> **Exercise input**:
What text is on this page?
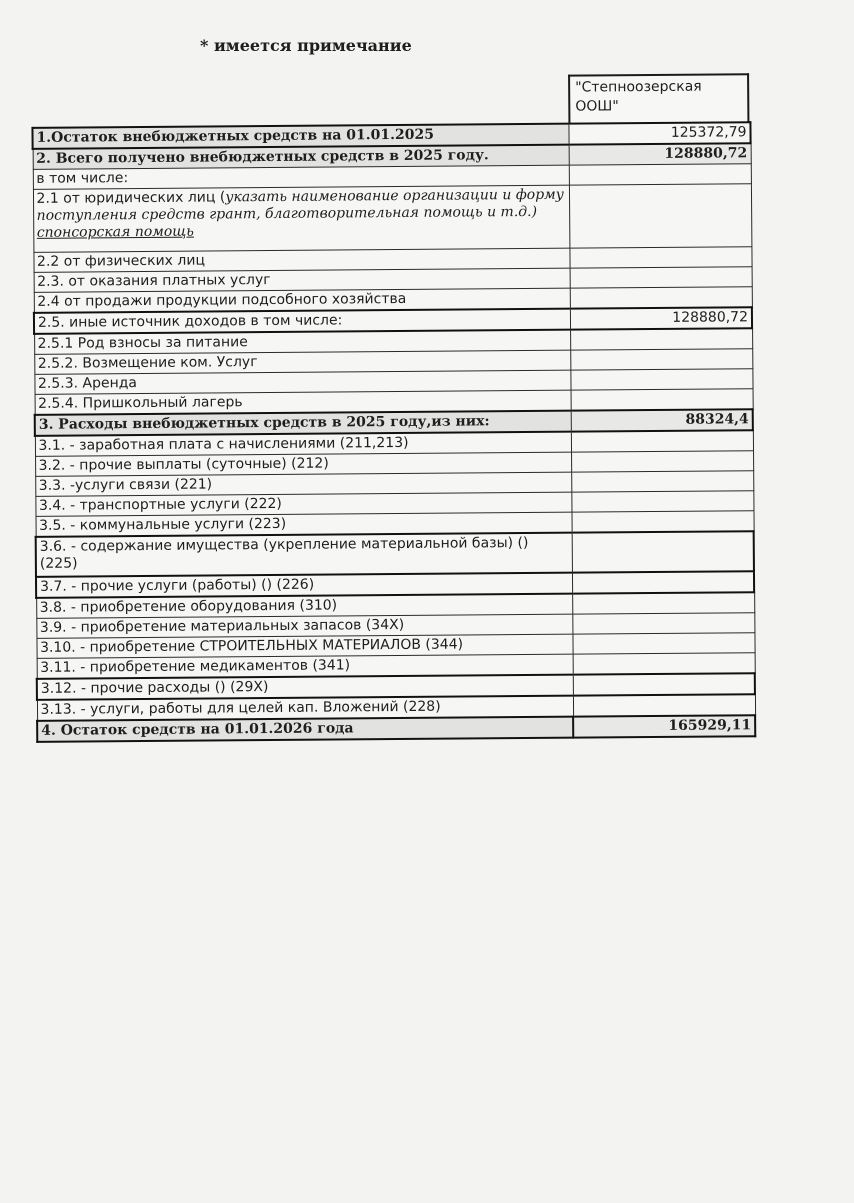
* имеется примечание
"Степноозерская ООШ"
1.Остаток внебюджетных средств на 01.01.2025	125372,79
2. Всего получено внебюджетных средств в 2025 году.	128880,72
в том числе:	
2.1 от юридических лиц (указать наименование организации и форму поступления средств грант, благотворительная помощь и т.д.) спонсорская помощь	
2.2 от физических лиц	
2.3. от оказания платных услуг	
2.4 от продажи продукции подсобного хозяйства	
2.5. иные источник доходов в том числе:	128880,72
2.5.1 Род взносы за питание	
2.5.2. Возмещение ком. Услуг	
2.5.3. Аренда	
2.5.4. Пришкольный лагерь	
3. Расходы внебюджетных средств в 2025 году,из них:	88324,4
3.1. - заработная плата с начислениями (211,213)	
3.2. - прочие выплаты (суточные) (212)	
3.3. -услуги связи (221)	
3.4. - транспортные услуги (222)	
3.5. - коммунальные услуги (223)	
3.6. - содержание имущества (укрепление материальной базы) () (225)	
3.7. - прочие услуги (работы) () (226)	
3.8. - приобретение оборудования (310)	
3.9. - приобретение материальных запасов (34Х)	
3.10. - приобретение СТРОИТЕЛЬНЫХ МАТЕРИАЛОВ (344)	
3.11. - приобретение медикаментов (341)	
3.12. - прочие расходы () (29Х)	
3.13. - услуги, работы для целей кап. Вложений (228)	
4. Остаток средств на 01.01.2026 года	165929,11
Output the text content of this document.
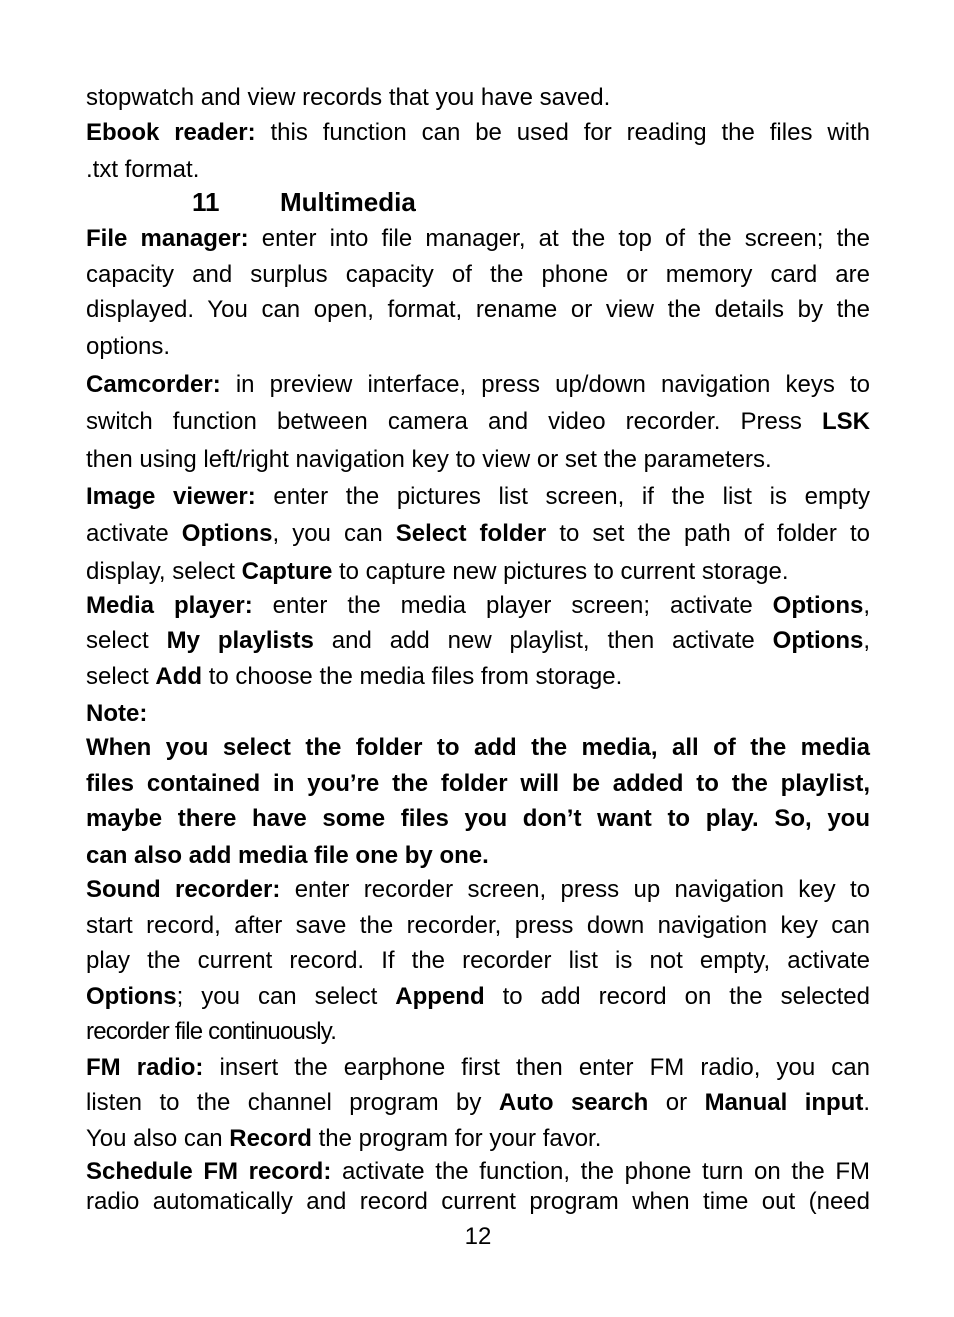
11 Multimedia
stopwatch and view records that you have saved.
Ebook reader: this function can be used for reading the files with
.txt format.
File manager: enter into file manager, at the top of the screen; the
capacity and surplus capacity of the phone or memory card are
displayed. You can open, format, rename or view the details by the
options.
Camcorder: in preview interface, press up/down navigation keys to
switch function between camera and video recorder. Press LSK
then using left/right navigation key to view or set the parameters.
Image viewer: enter the pictures list screen, if the list is empty
activate Options, you can Select folder to set the path of folder to
display, select Capture to capture new pictures to current storage.
Media player: enter the media player screen; activate Options,
select My playlists and add new playlist, then activate Options,
select Add to choose the media files from storage.
Note:
When you select the folder to add the media, all of the media
files contained in you’re the folder will be added to the playlist,
maybe there have some files you don’t want to play. So, you
can also add media file one by one.
Sound recorder: enter recorder screen, press up navigation key to
start record, after save the recorder, press down navigation key can
play the current record. If the recorder list is not empty, activate
Options; you can select Append to add record on the selected
recorder file continuously.
FM radio: insert the earphone first then enter FM radio, you can
listen to the channel program by Auto search or Manual input.
You also can Record the program for your favor.
Schedule FM record: activate the function, the phone turn on the FM
radio automatically and record current program when time out (need
12
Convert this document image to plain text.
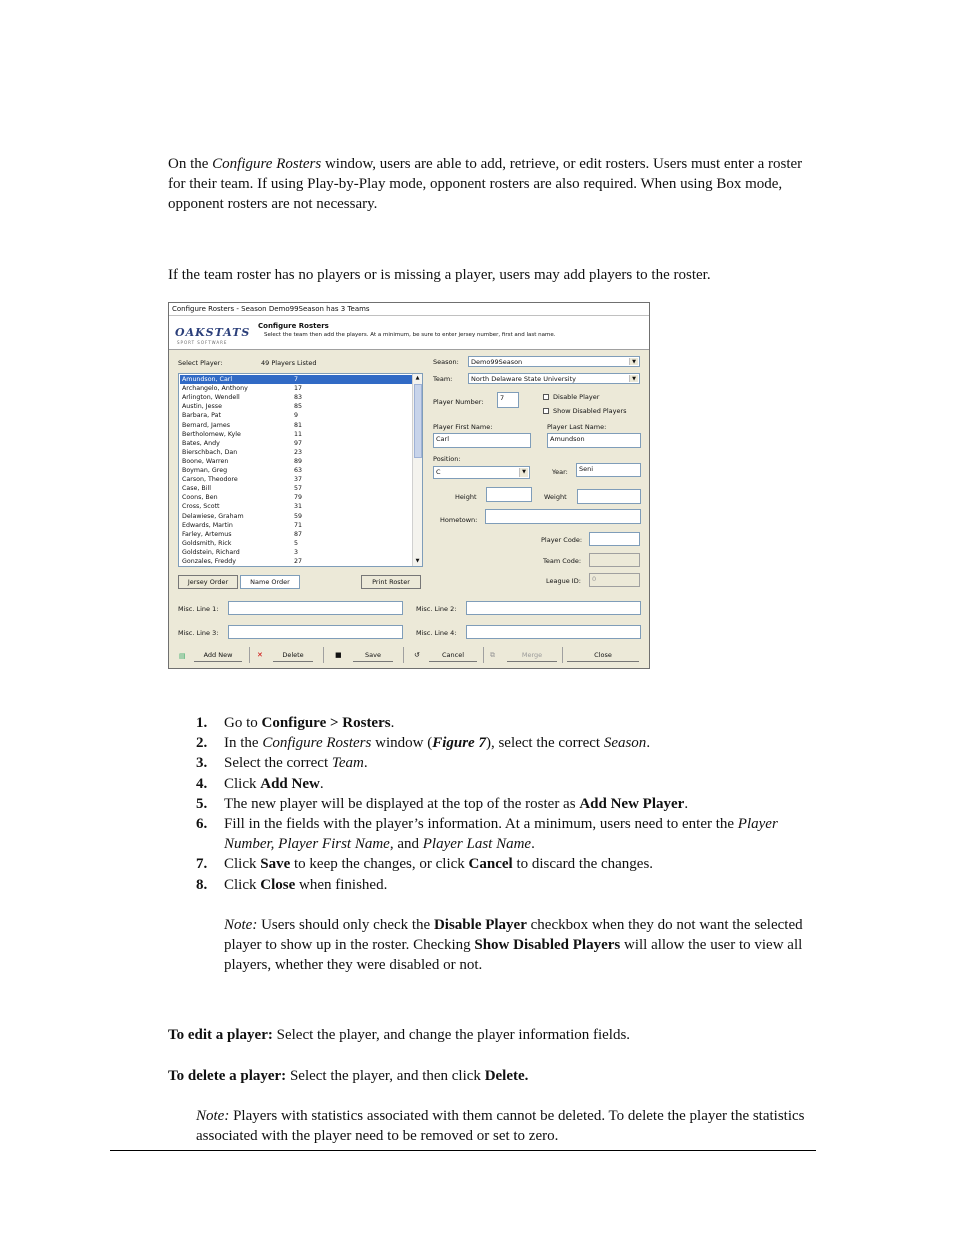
On the Configure Rosters window, users are able to add, retrieve, or edit rosters. Users must enter a roster for their team. If using Play-by-Play mode, opponent rosters are also required. When using Box mode, opponent rosters are not necessary.
If the team roster has no players or is missing a player, users may add players to the roster.
Configure Rosters - Season Demo99Season has 3 Teams
OAKSTATS
SPORT SOFTWARE
Configure Rosters
Select the team then add the players. At a minimum, be sure to enter jersey number, first and last name.
Select Player:	49 Players Listed
Amundson, Carl	7
Archangelo, Anthony	17
Arlington, Wendell	83
Austin, Jesse	85
Barbara, Pat	9
Bernard, James	81
Bertholomew, Kyle	11
Bates, Andy	97
Bierschbach, Dan	23
Boone, Warren	89
Boyman, Greg	63
Carson, Theodore	37
Case, Bill	57
Coons, Ben	79
Cross, Scott	31
Delawiese, Graham	59
Edwards, Martin	71
Farley, Artemus	87
Goldsmith, Rick	5
Goldstein, Richard	3
Gonzales, Freddy	27
▲
▼
Jersey Order	Name Order	Print Roster
Season:	Demo99Season	▼
Team:	North Delaware State University	▼
Player Number:	7	Disable Player
Show Disabled Players
Player First Name:
Carl
Player Last Name:
Amundson
Position:
C	▼	Year:	Seni
Height	Weight
Hometown:
Player Code:
Team Code:
League ID:	0
Misc. Line 1:	Misc. Line 2:
Misc. Line 3:	Misc. Line 4:
▤	Add New	✕	Delete	■	Save	↺	Cancel	⧉	Merge	Close
1. Go to Configure > Rosters.
2. In the Configure Rosters window (Figure 7), select the correct Season.
3. Select the correct Team.
4. Click Add New.
5. The new player will be displayed at the top of the roster as Add New Player.
6. Fill in the fields with the player’s information. At a minimum, users need to enter the Player Number, Player First Name, and Player Last Name.
7. Click Save to keep the changes, or click Cancel to discard the changes.
8. Click Close when finished.
Note: Users should only check the Disable Player checkbox when they do not want the selected player to show up in the roster. Checking Show Disabled Players will allow the user to view all players, whether they were disabled or not.
To edit a player: Select the player, and change the player information fields.
To delete a player: Select the player, and then click Delete.
Note: Players with statistics associated with them cannot be deleted. To delete the player the statistics associated with the player need to be removed or set to zero.
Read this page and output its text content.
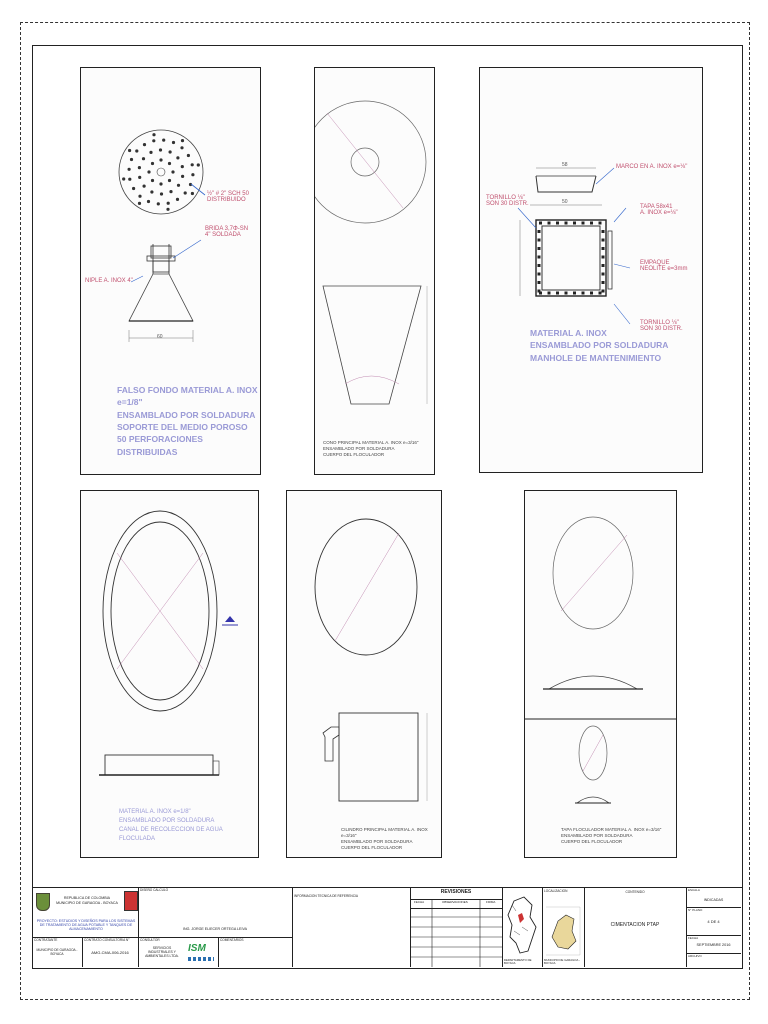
½" # 2" SCH 50
DISTRIBUIDO
BRIDA 3,7Φ-SN
4" SOLDADA
NIPLE A. INOX 4"
60
FALSO FONDO MATERIAL A. INOX e=1/8"
ENSAMBLADO POR SOLDADURA
SOPORTE DEL MEDIO POROSO
50 PERFORACIONES DISTRIBUIDAS
CONO PRINCIPAL MATERIAL A. INOX e=3/16"
ENSAMBLADO POR SOLDADURA
CUERPO DEL FLOCULADOR
58
50
MARCO EN A. INOX e=⅛"
TORNILLO ⅛"
SON 30 DISTR.	TAPA 58x41
A. INOX e=⅛"
EMPAQUE
NEOLITE e=3mm
TORNILLO ⅛"
SON 30 DISTR.
MATERIAL A. INOX
ENSAMBLADO POR SOLDADURA
MANHOLE DE MANTENIMIENTO
MATERIAL A. INOX e=1/8"
ENSAMBLADO POR SOLDADURA
CANAL DE RECOLECCION DE AGUA FLOCULADA
CILINDRO PRINCIPAL MATERIAL A. INOX e=3/16"
ENSAMBLADO POR SOLDADURA
CUERPO DEL FLOCULADOR
TAPA FLOCULADOR MATERIAL A. INOX e=3/16"
ENSAMBLADO POR SOLDADURA
CUERPO DEL FLOCULADOR
REPUBLICA DE COLOMBIA
MUNICIPIO DE GARAGOA - BOYACA
PROYECTO: ESTUDIOS Y DISEÑOS PARA LOS SISTEMAS DE TRATAMIENTO DE AGUA POTABLE Y TANQUES DE ALMACENAMIENTO
CONTRATANTE
MUNICIPIO DE GARAGOA - BOYACA
CONTRATO CONSULTORIA N°
AMG-CMA-006-2016
DISEÑO CALCULO
ING. JORGE ELIECER ORTEGA LEIVA
CONSULTOR
SERVICIOS INDUSTRIALES Y AMBIENTALES LTDA.
ISM
COMENTARIOS
INFORMACION TECNICA DE REFERENCIA
REVISIONES
FECHA	OBSERVACIONES	FIRMA
DEPARTAMENTO DE BOYACA
LOCALIZACION
MUNICIPIO DE GARAGOA - BOYACA
CONTENIDO
CIMENTACION PTAP
ESCALA
INDICADAS
N° PLANO
4 DE 4
FECHA
SEPTIEMBRE 2016
ARCHIVO
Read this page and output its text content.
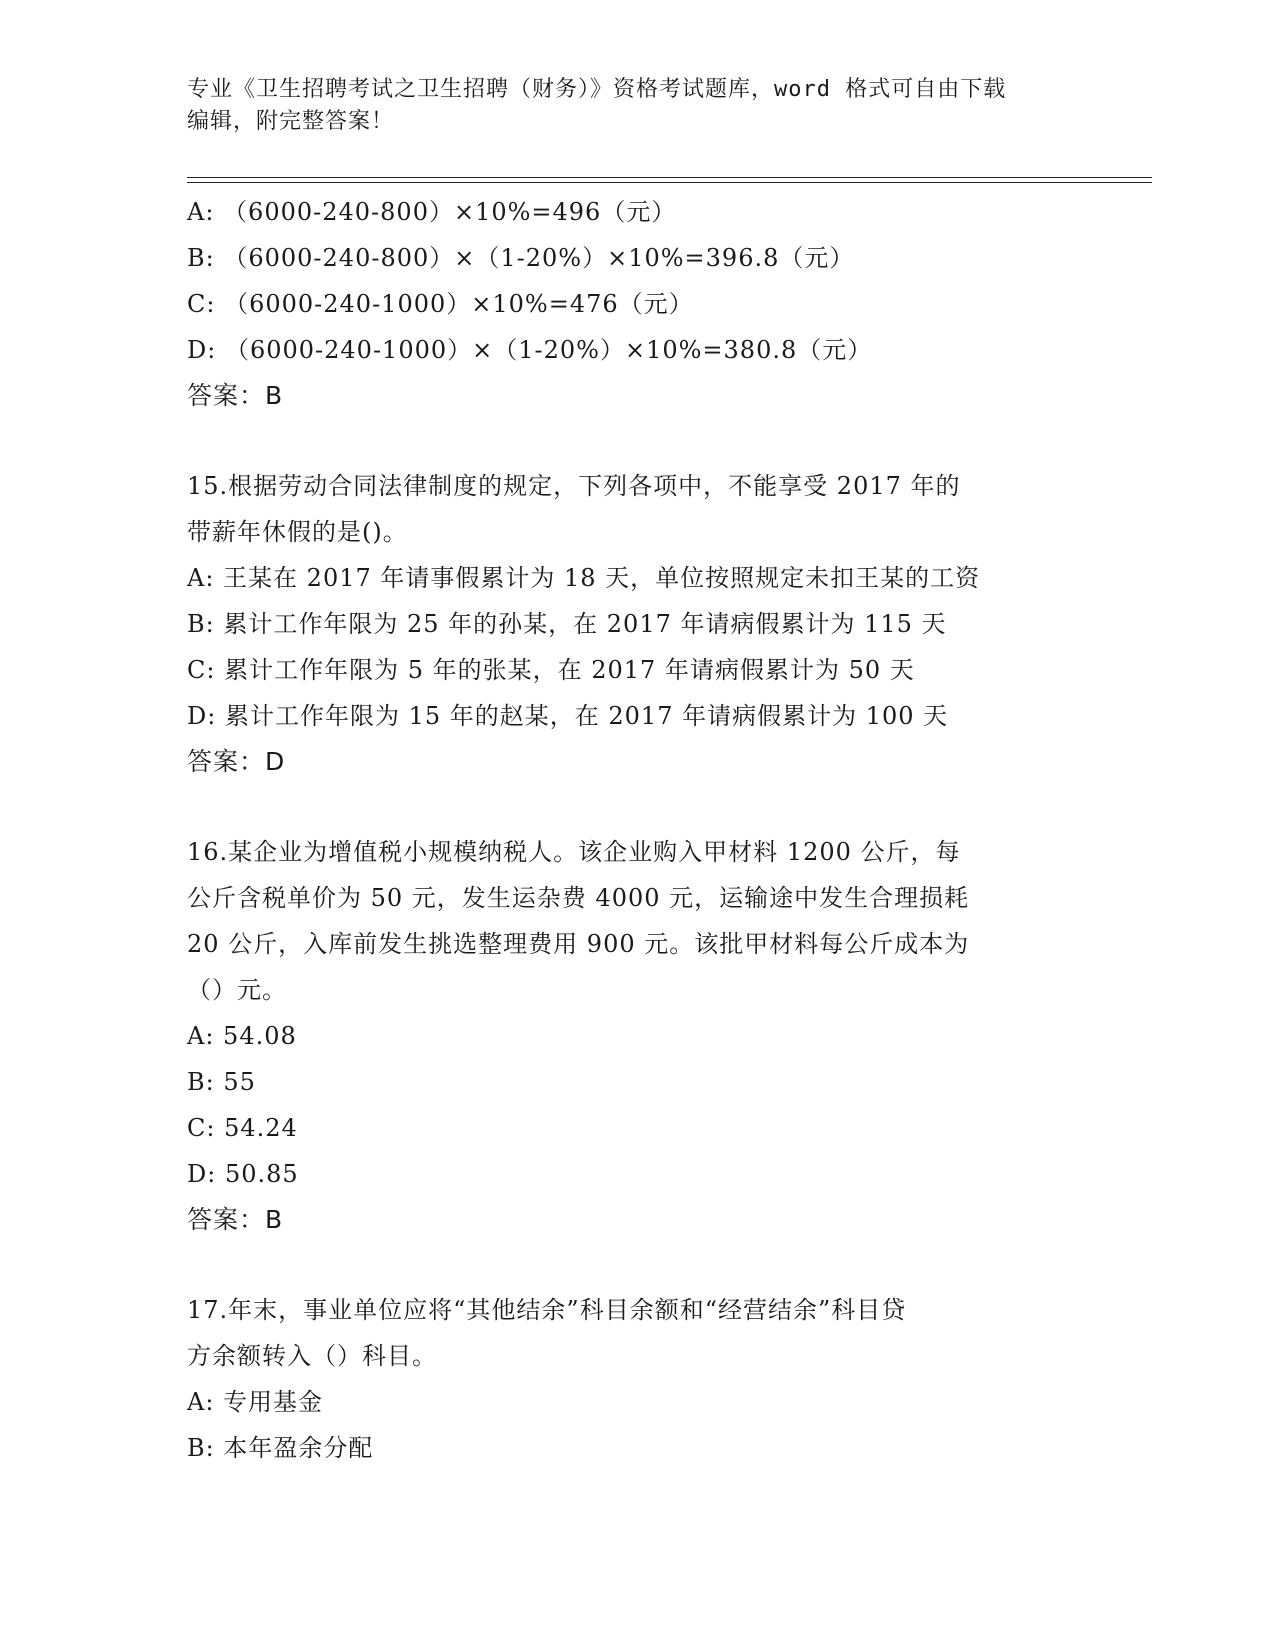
专业《卫生招聘考试之卫生招聘（财务）》资格考试题库，word 格式可自由下载
编辑，附完整答案！
A: （6000-240-800）×10%=496（元）
B: （6000-240-800）×（1-20%）×10%=396.8（元）
C: （6000-240-1000）×10%=476（元）
D: （6000-240-1000）×（1-20%）×10%=380.8（元）
答案：B
15.根据劳动合同法律制度的规定，下列各项中，不能享受 2017 年的
带薪年休假的是()。
A: 王某在 2017 年请事假累计为 18 天，单位按照规定未扣王某的工资
B: 累计工作年限为 25 年的孙某，在 2017 年请病假累计为 115 天
C: 累计工作年限为 5 年的张某，在 2017 年请病假累计为 50 天
D: 累计工作年限为 15 年的赵某，在 2017 年请病假累计为 100 天
答案：D
16.某企业为增值税小规模纳税人。该企业购入甲材料 1200 公斤，每
公斤含税单价为 50 元，发生运杂费 4000 元，运输途中发生合理损耗
20 公斤，入库前发生挑选整理费用 900 元。该批甲材料每公斤成本为
（）元。
A: 54.08
B: 55
C: 54.24
D: 50.85
答案：B
17.年末，事业单位应将“其他结余”科目余额和“经营结余”科目贷
方余额转入（）科目。
A: 专用基金
B: 本年盈余分配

> **What the exercise asks**: Copy out each line of the data where the string "selected" appears.

> **Solution below**:
Options; you can select Append to add record on the selected
Note: Users should only check the Disable Player checkbox when they do not want the selected player to show up in the roster. Checking Show Disabled Players will allow the user to view all players, whether they were disabled or not.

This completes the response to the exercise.